Dataset entries:

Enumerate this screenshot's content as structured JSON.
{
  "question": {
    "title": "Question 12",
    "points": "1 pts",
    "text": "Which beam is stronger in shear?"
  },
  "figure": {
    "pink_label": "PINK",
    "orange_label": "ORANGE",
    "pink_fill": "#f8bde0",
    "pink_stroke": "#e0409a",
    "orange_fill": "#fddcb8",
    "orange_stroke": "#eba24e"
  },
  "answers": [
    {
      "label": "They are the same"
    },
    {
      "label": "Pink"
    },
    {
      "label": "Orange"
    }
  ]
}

...

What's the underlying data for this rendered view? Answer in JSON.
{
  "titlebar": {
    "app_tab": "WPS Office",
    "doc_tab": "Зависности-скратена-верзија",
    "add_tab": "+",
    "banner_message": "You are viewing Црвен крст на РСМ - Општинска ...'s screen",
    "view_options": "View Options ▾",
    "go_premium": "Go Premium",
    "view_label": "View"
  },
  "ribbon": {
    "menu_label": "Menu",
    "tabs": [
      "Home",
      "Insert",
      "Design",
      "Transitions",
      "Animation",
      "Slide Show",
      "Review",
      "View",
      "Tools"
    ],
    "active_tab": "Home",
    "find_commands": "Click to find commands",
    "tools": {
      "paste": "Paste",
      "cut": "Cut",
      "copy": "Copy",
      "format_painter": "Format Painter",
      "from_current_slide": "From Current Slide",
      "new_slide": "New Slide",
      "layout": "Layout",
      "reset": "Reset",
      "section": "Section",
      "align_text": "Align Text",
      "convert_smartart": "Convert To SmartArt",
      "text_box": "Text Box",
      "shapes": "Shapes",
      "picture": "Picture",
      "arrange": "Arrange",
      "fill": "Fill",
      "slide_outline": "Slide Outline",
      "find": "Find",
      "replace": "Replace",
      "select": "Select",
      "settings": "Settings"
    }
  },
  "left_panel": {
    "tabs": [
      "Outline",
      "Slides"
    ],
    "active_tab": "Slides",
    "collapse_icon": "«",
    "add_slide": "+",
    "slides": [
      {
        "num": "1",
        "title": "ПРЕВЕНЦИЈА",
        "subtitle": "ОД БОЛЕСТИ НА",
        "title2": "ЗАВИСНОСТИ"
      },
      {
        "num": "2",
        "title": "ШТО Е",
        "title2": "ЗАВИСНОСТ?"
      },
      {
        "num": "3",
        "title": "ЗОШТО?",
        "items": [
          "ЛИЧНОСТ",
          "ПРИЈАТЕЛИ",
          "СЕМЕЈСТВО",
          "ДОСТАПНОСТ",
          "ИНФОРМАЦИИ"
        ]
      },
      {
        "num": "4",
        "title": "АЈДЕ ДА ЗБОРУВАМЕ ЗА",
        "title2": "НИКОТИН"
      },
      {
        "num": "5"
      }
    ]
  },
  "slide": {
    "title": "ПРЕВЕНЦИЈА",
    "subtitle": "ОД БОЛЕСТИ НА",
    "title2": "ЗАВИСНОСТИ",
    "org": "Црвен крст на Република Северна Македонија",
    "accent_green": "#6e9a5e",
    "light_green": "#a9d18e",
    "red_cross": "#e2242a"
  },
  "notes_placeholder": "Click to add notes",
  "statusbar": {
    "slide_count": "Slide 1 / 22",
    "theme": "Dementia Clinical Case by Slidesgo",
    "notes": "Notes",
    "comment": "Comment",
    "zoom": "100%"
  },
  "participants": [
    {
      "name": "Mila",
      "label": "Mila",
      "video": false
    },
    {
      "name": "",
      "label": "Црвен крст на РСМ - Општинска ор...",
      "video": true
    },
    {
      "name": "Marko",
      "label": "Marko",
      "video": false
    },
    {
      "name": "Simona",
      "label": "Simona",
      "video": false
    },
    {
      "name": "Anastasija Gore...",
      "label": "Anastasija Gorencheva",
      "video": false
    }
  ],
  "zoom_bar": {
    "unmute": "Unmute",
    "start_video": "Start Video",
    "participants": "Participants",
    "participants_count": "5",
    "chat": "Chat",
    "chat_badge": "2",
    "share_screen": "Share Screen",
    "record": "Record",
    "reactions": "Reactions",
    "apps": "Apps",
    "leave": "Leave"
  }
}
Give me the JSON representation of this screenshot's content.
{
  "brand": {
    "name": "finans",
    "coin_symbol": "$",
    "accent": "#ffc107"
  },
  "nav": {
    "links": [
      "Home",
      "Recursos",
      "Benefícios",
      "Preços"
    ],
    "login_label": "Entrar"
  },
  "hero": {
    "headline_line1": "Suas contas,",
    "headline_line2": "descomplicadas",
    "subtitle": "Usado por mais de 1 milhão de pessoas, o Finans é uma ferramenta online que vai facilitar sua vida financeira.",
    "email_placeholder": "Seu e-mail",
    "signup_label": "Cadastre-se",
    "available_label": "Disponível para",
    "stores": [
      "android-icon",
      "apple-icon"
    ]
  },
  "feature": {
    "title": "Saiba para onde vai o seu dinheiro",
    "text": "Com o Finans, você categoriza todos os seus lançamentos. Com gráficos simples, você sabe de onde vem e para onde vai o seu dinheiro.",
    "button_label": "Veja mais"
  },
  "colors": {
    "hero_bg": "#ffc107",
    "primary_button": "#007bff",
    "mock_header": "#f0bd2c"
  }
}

==

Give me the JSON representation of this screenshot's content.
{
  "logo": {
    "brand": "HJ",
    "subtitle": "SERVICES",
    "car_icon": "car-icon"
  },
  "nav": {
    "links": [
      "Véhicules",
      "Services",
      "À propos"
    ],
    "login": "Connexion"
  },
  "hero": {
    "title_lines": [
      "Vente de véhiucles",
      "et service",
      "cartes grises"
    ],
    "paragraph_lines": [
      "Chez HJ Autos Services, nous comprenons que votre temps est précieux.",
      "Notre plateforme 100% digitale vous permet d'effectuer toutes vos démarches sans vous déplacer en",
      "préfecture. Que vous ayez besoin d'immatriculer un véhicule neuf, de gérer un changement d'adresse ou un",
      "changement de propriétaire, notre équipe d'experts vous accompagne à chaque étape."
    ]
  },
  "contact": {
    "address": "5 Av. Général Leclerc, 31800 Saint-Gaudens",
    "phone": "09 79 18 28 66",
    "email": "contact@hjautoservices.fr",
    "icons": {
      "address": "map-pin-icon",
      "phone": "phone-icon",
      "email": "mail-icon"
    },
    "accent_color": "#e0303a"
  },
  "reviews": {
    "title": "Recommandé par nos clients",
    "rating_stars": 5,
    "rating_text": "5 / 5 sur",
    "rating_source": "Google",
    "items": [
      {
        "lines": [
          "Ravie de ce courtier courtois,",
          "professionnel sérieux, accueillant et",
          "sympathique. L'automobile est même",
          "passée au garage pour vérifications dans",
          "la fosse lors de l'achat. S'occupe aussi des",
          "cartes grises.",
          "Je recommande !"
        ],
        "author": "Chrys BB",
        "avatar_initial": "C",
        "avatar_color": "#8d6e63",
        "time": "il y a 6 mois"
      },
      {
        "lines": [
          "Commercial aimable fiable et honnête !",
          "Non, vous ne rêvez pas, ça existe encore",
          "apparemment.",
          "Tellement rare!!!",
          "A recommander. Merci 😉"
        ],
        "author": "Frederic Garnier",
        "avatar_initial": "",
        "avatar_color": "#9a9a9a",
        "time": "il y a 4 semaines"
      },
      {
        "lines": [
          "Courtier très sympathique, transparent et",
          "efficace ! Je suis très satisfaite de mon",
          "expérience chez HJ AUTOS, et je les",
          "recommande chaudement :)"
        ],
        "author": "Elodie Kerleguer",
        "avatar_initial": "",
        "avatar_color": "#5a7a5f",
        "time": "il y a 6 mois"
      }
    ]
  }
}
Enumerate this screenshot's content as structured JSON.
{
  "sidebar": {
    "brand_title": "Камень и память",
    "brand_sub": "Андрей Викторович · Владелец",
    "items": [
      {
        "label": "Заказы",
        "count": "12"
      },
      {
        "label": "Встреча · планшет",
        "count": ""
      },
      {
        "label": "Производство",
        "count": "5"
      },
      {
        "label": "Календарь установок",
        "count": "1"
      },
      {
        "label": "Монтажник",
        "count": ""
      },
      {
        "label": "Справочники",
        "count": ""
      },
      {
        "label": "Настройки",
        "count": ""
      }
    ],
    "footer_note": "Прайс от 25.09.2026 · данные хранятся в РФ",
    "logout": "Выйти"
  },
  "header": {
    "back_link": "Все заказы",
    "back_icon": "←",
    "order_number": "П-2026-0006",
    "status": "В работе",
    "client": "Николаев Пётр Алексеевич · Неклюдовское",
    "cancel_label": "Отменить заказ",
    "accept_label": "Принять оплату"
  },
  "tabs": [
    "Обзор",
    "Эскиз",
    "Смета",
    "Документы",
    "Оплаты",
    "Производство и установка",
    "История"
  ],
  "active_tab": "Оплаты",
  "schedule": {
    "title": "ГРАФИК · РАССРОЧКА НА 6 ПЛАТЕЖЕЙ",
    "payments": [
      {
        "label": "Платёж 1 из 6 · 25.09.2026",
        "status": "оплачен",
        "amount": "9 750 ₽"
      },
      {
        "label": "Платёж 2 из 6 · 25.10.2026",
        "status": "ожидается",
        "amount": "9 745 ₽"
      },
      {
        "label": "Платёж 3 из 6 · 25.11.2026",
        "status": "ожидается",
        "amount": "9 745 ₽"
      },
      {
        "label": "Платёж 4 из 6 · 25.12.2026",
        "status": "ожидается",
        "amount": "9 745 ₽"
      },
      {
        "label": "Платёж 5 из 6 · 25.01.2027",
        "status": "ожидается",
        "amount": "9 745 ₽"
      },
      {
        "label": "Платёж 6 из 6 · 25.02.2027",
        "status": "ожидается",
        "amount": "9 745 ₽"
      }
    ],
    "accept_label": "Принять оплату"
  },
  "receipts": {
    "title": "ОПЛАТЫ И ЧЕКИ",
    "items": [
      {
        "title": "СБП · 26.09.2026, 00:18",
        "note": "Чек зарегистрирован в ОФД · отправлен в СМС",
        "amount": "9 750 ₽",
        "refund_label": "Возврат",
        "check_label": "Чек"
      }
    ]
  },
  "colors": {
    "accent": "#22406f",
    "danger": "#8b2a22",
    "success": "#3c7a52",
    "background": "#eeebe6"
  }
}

Task directions:
Track down every line of the material containing the string "name", and copy it.

The answer:
      "name": "Mila",
      "name": "",
      "name": "Marko",
      "name": "Simona",
      "name": "Anastasija Gore...",
    "name": "finans",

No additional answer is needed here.